__Problem details__. The records that follow are to be transcribed in full, without their images.
*** Records for the exercise
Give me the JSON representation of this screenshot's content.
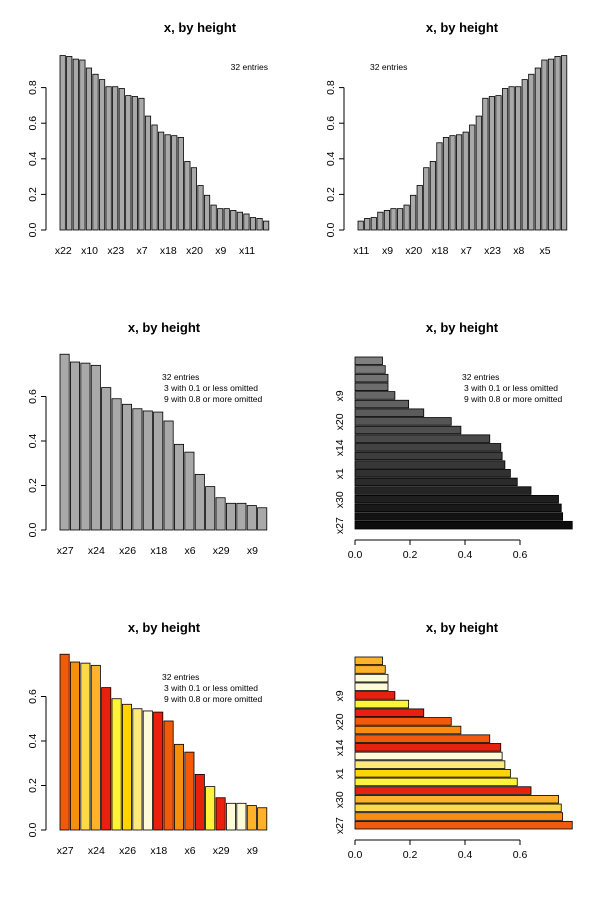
{
  "chart_data": [
    {
      "type": "bar",
      "orientation": "vertical",
      "order": "descending",
      "title": "x, by height",
      "note_lines": [
        "32 entries"
      ],
      "note_anchor": "right",
      "ylim": [
        0,
        1.0
      ],
      "y_ticks": [
        "0.0",
        "0.2",
        "0.4",
        "0.6",
        "0.8"
      ],
      "tick_labels": [
        "x22",
        "x10",
        "x23",
        "x7",
        "x18",
        "x20",
        "x9",
        "x11"
      ],
      "colors": [
        "#a9a9a9"
      ],
      "values": [
        0.98,
        0.975,
        0.96,
        0.955,
        0.91,
        0.875,
        0.845,
        0.805,
        0.805,
        0.795,
        0.755,
        0.75,
        0.74,
        0.64,
        0.59,
        0.55,
        0.535,
        0.53,
        0.52,
        0.385,
        0.35,
        0.25,
        0.195,
        0.14,
        0.12,
        0.12,
        0.11,
        0.1,
        0.09,
        0.07,
        0.065,
        0.05
      ]
    },
    {
      "type": "bar",
      "orientation": "vertical",
      "order": "ascending",
      "title": "x, by height",
      "note_lines": [
        "32 entries"
      ],
      "note_anchor": "left",
      "ylim": [
        0,
        1.0
      ],
      "y_ticks": [
        "0.0",
        "0.2",
        "0.4",
        "0.6",
        "0.8"
      ],
      "tick_labels": [
        "x11",
        "x9",
        "x20",
        "x18",
        "x7",
        "x23",
        "x8",
        "x5"
      ],
      "colors": [
        "#a9a9a9"
      ],
      "values": [
        0.05,
        0.065,
        0.07,
        0.1,
        0.11,
        0.12,
        0.12,
        0.14,
        0.195,
        0.25,
        0.35,
        0.385,
        0.49,
        0.52,
        0.53,
        0.535,
        0.55,
        0.59,
        0.64,
        0.74,
        0.75,
        0.755,
        0.795,
        0.805,
        0.805,
        0.845,
        0.875,
        0.91,
        0.955,
        0.96,
        0.975,
        0.98
      ]
    },
    {
      "type": "bar",
      "orientation": "vertical",
      "order": "descending",
      "title": "x, by height",
      "note_lines": [
        "32 entries",
        "3  with 0.1 or less omitted",
        "9  with 0.8 or more omitted"
      ],
      "note_anchor": "right",
      "ylim": [
        0,
        0.8
      ],
      "y_ticks": [
        "0.0",
        "0.2",
        "0.4",
        "0.6"
      ],
      "tick_labels": [
        "x27",
        "x24",
        "x26",
        "x18",
        "x6",
        "x29",
        "x9"
      ],
      "colors": [
        "#a9a9a9"
      ],
      "values": [
        0.79,
        0.755,
        0.75,
        0.74,
        0.64,
        0.59,
        0.565,
        0.545,
        0.535,
        0.53,
        0.49,
        0.385,
        0.35,
        0.25,
        0.195,
        0.145,
        0.12,
        0.12,
        0.11,
        0.1
      ]
    },
    {
      "type": "bar",
      "orientation": "horizontal",
      "order": "ascending",
      "title": "x, by height",
      "note_lines": [
        "32 entries",
        "3  with 0.1 or less omitted",
        "9  with 0.8 or more omitted"
      ],
      "note_anchor": "right",
      "xlim": [
        0,
        0.8
      ],
      "x_ticks": [
        "0.0",
        "0.2",
        "0.4",
        "0.6"
      ],
      "tick_labels": [
        "x27",
        "x30",
        "x1",
        "x14",
        "x20",
        "x9"
      ],
      "colors": [
        "#0d0d0d",
        "#131313",
        "#191919",
        "#1f1f1f",
        "#252525",
        "#2b2b2b",
        "#313131",
        "#373737",
        "#3d3d3d",
        "#434343",
        "#494949",
        "#4f4f4f",
        "#555555",
        "#5b5b5b",
        "#616161",
        "#676767",
        "#6d6d6d",
        "#737373",
        "#797979",
        "#7f7f7f"
      ],
      "values": [
        0.79,
        0.755,
        0.75,
        0.74,
        0.64,
        0.59,
        0.565,
        0.545,
        0.535,
        0.53,
        0.49,
        0.385,
        0.35,
        0.25,
        0.195,
        0.145,
        0.12,
        0.12,
        0.11,
        0.1
      ]
    },
    {
      "type": "bar",
      "orientation": "vertical",
      "order": "descending",
      "title": "x, by height",
      "note_lines": [
        "32 entries",
        "3  with 0.1 or less omitted",
        "9  with 0.8 or more omitted"
      ],
      "note_anchor": "right",
      "ylim": [
        0,
        0.8
      ],
      "y_ticks": [
        "0.0",
        "0.2",
        "0.4",
        "0.6"
      ],
      "tick_labels": [
        "x27",
        "x24",
        "x26",
        "x18",
        "x6",
        "x29",
        "x9"
      ],
      "colors": [
        "#f05a0a",
        "#f98d12",
        "#fcd94a",
        "#fdb22a",
        "#e8200e",
        "#fff23a",
        "#ffd400",
        "#ffe97a",
        "#fffbd8",
        "#e8200e",
        "#f05a0a",
        "#f98d12",
        "#f05a0a",
        "#e8200e",
        "#fff23a",
        "#e8200e",
        "#fffbd8",
        "#fffbd8",
        "#fdb22a",
        "#fdb22a"
      ],
      "values": [
        0.79,
        0.755,
        0.75,
        0.74,
        0.64,
        0.59,
        0.565,
        0.545,
        0.535,
        0.53,
        0.49,
        0.385,
        0.35,
        0.25,
        0.195,
        0.145,
        0.12,
        0.12,
        0.11,
        0.1
      ]
    },
    {
      "type": "bar",
      "orientation": "horizontal",
      "order": "ascending",
      "title": "x, by height",
      "note_lines": [],
      "note_anchor": "right",
      "xlim": [
        0,
        0.8
      ],
      "x_ticks": [
        "0.0",
        "0.2",
        "0.4",
        "0.6"
      ],
      "tick_labels": [
        "x27",
        "x30",
        "x1",
        "x14",
        "x20",
        "x9"
      ],
      "colors": [
        "#f05a0a",
        "#f98d12",
        "#fcd94a",
        "#fdb22a",
        "#e8200e",
        "#fff23a",
        "#ffd400",
        "#ffe97a",
        "#fffbd8",
        "#e8200e",
        "#f05a0a",
        "#f98d12",
        "#f05a0a",
        "#e8200e",
        "#fff23a",
        "#e8200e",
        "#fffbd8",
        "#fffbd8",
        "#fdb22a",
        "#fdb22a"
      ],
      "values": [
        0.79,
        0.755,
        0.75,
        0.74,
        0.64,
        0.59,
        0.565,
        0.545,
        0.535,
        0.53,
        0.49,
        0.385,
        0.35,
        0.25,
        0.195,
        0.145,
        0.12,
        0.12,
        0.11,
        0.1
      ]
    }
  ]
}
******
__Solution below__.
Give me the JSON representation of this screenshot's content.
{
  "chart_data": [
    {
      "type": "bar",
      "orientation": "vertical",
      "order": "descending",
      "title": "x, by height",
      "note_lines": [
        "32 entries"
      ],
      "note_anchor": "right",
      "ylim": [
        0,
        1.0
      ],
      "y_ticks": [
        "0.0",
        "0.2",
        "0.4",
        "0.6",
        "0.8"
      ],
      "tick_labels": [
        "x22",
        "x10",
        "x23",
        "x7",
        "x18",
        "x20",
        "x9",
        "x11"
      ],
      "colors": [
        "#a9a9a9"
      ],
      "values": [
        0.98,
        0.975,
        0.96,
        0.955,
        0.91,
        0.875,
        0.845,
        0.805,
        0.805,
        0.795,
        0.755,
        0.75,
        0.74,
        0.64,
        0.59,
        0.55,
        0.535,
        0.53,
        0.52,
        0.385,
        0.35,
        0.25,
        0.195,
        0.14,
        0.12,
        0.12,
        0.11,
        0.1,
        0.09,
        0.07,
        0.065,
        0.05
      ]
    },
    {
      "type": "bar",
      "orientation": "vertical",
      "order": "ascending",
      "title": "x, by height",
      "note_lines": [
        "32 entries"
      ],
      "note_anchor": "left",
      "ylim": [
        0,
        1.0
      ],
      "y_ticks": [
        "0.0",
        "0.2",
        "0.4",
        "0.6",
        "0.8"
      ],
      "tick_labels": [
        "x11",
        "x9",
        "x20",
        "x18",
        "x7",
        "x23",
        "x8",
        "x5"
      ],
      "colors": [
        "#a9a9a9"
      ],
      "values": [
        0.05,
        0.065,
        0.07,
        0.1,
        0.11,
        0.12,
        0.12,
        0.14,
        0.195,
        0.25,
        0.35,
        0.385,
        0.49,
        0.52,
        0.53,
        0.535,
        0.55,
        0.59,
        0.64,
        0.74,
        0.75,
        0.755,
        0.795,
        0.805,
        0.805,
        0.845,
        0.875,
        0.91,
        0.955,
        0.96,
        0.975,
        0.98
      ]
    },
    {
      "type": "bar",
      "orientation": "vertical",
      "order": "descending",
      "title": "x, by height",
      "note_lines": [
        "32 entries",
        "3  with 0.1 or less omitted",
        "9  with 0.8 or more omitted"
      ],
      "note_anchor": "right",
      "ylim": [
        0,
        0.8
      ],
      "y_ticks": [
        "0.0",
        "0.2",
        "0.4",
        "0.6"
      ],
      "tick_labels": [
        "x27",
        "x24",
        "x26",
        "x18",
        "x6",
        "x29",
        "x9"
      ],
      "colors": [
        "#a9a9a9"
      ],
      "values": [
        0.79,
        0.755,
        0.75,
        0.74,
        0.64,
        0.59,
        0.565,
        0.545,
        0.535,
        0.53,
        0.49,
        0.385,
        0.35,
        0.25,
        0.195,
        0.145,
        0.12,
        0.12,
        0.11,
        0.1
      ]
    },
    {
      "type": "bar",
      "orientation": "horizontal",
      "order": "ascending",
      "title": "x, by height",
      "note_lines": [
        "32 entries",
        "3  with 0.1 or less omitted",
        "9  with 0.8 or more omitted"
      ],
      "note_anchor": "right",
      "xlim": [
        0,
        0.8
      ],
      "x_ticks": [
        "0.0",
        "0.2",
        "0.4",
        "0.6"
      ],
      "tick_labels": [
        "x27",
        "x30",
        "x1",
        "x14",
        "x20",
        "x9"
      ],
      "colors": [
        "#0d0d0d",
        "#131313",
        "#191919",
        "#1f1f1f",
        "#252525",
        "#2b2b2b",
        "#313131",
        "#373737",
        "#3d3d3d",
        "#434343",
        "#494949",
        "#4f4f4f",
        "#555555",
        "#5b5b5b",
        "#616161",
        "#676767",
        "#6d6d6d",
        "#737373",
        "#797979",
        "#7f7f7f"
      ],
      "values": [
        0.79,
        0.755,
        0.75,
        0.74,
        0.64,
        0.59,
        0.565,
        0.545,
        0.535,
        0.53,
        0.49,
        0.385,
        0.35,
        0.25,
        0.195,
        0.145,
        0.12,
        0.12,
        0.11,
        0.1
      ]
    },
    {
      "type": "bar",
      "orientation": "vertical",
      "order": "descending",
      "title": "x, by height",
      "note_lines": [
        "32 entries",
        "3  with 0.1 or less omitted",
        "9  with 0.8 or more omitted"
      ],
      "note_anchor": "right",
      "ylim": [
        0,
        0.8
      ],
      "y_ticks": [
        "0.0",
        "0.2",
        "0.4",
        "0.6"
      ],
      "tick_labels": [
        "x27",
        "x24",
        "x26",
        "x18",
        "x6",
        "x29",
        "x9"
      ],
      "colors": [
        "#f05a0a",
        "#f98d12",
        "#fcd94a",
        "#fdb22a",
        "#e8200e",
        "#fff23a",
        "#ffd400",
        "#ffe97a",
        "#fffbd8",
        "#e8200e",
        "#f05a0a",
        "#f98d12",
        "#f05a0a",
        "#e8200e",
        "#fff23a",
        "#e8200e",
        "#fffbd8",
        "#fffbd8",
        "#fdb22a",
        "#fdb22a"
      ],
      "values": [
        0.79,
        0.755,
        0.75,
        0.74,
        0.64,
        0.59,
        0.565,
        0.545,
        0.535,
        0.53,
        0.49,
        0.385,
        0.35,
        0.25,
        0.195,
        0.145,
        0.12,
        0.12,
        0.11,
        0.1
      ]
    },
    {
      "type": "bar",
      "orientation": "horizontal",
      "order": "ascending",
      "title": "x, by height",
      "note_lines": [],
      "note_anchor": "right",
      "xlim": [
        0,
        0.8
      ],
      "x_ticks": [
        "0.0",
        "0.2",
        "0.4",
        "0.6"
      ],
      "tick_labels": [
        "x27",
        "x30",
        "x1",
        "x14",
        "x20",
        "x9"
      ],
      "colors": [
        "#f05a0a",
        "#f98d12",
        "#fcd94a",
        "#fdb22a",
        "#e8200e",
        "#fff23a",
        "#ffd400",
        "#ffe97a",
        "#fffbd8",
        "#e8200e",
        "#f05a0a",
        "#f98d12",
        "#f05a0a",
        "#e8200e",
        "#fff23a",
        "#e8200e",
        "#fffbd8",
        "#fffbd8",
        "#fdb22a",
        "#fdb22a"
      ],
      "values": [
        0.79,
        0.755,
        0.75,
        0.74,
        0.64,
        0.59,
        0.565,
        0.545,
        0.535,
        0.53,
        0.49,
        0.385,
        0.35,
        0.25,
        0.195,
        0.145,
        0.12,
        0.12,
        0.11,
        0.1
      ]
    }
  ]
}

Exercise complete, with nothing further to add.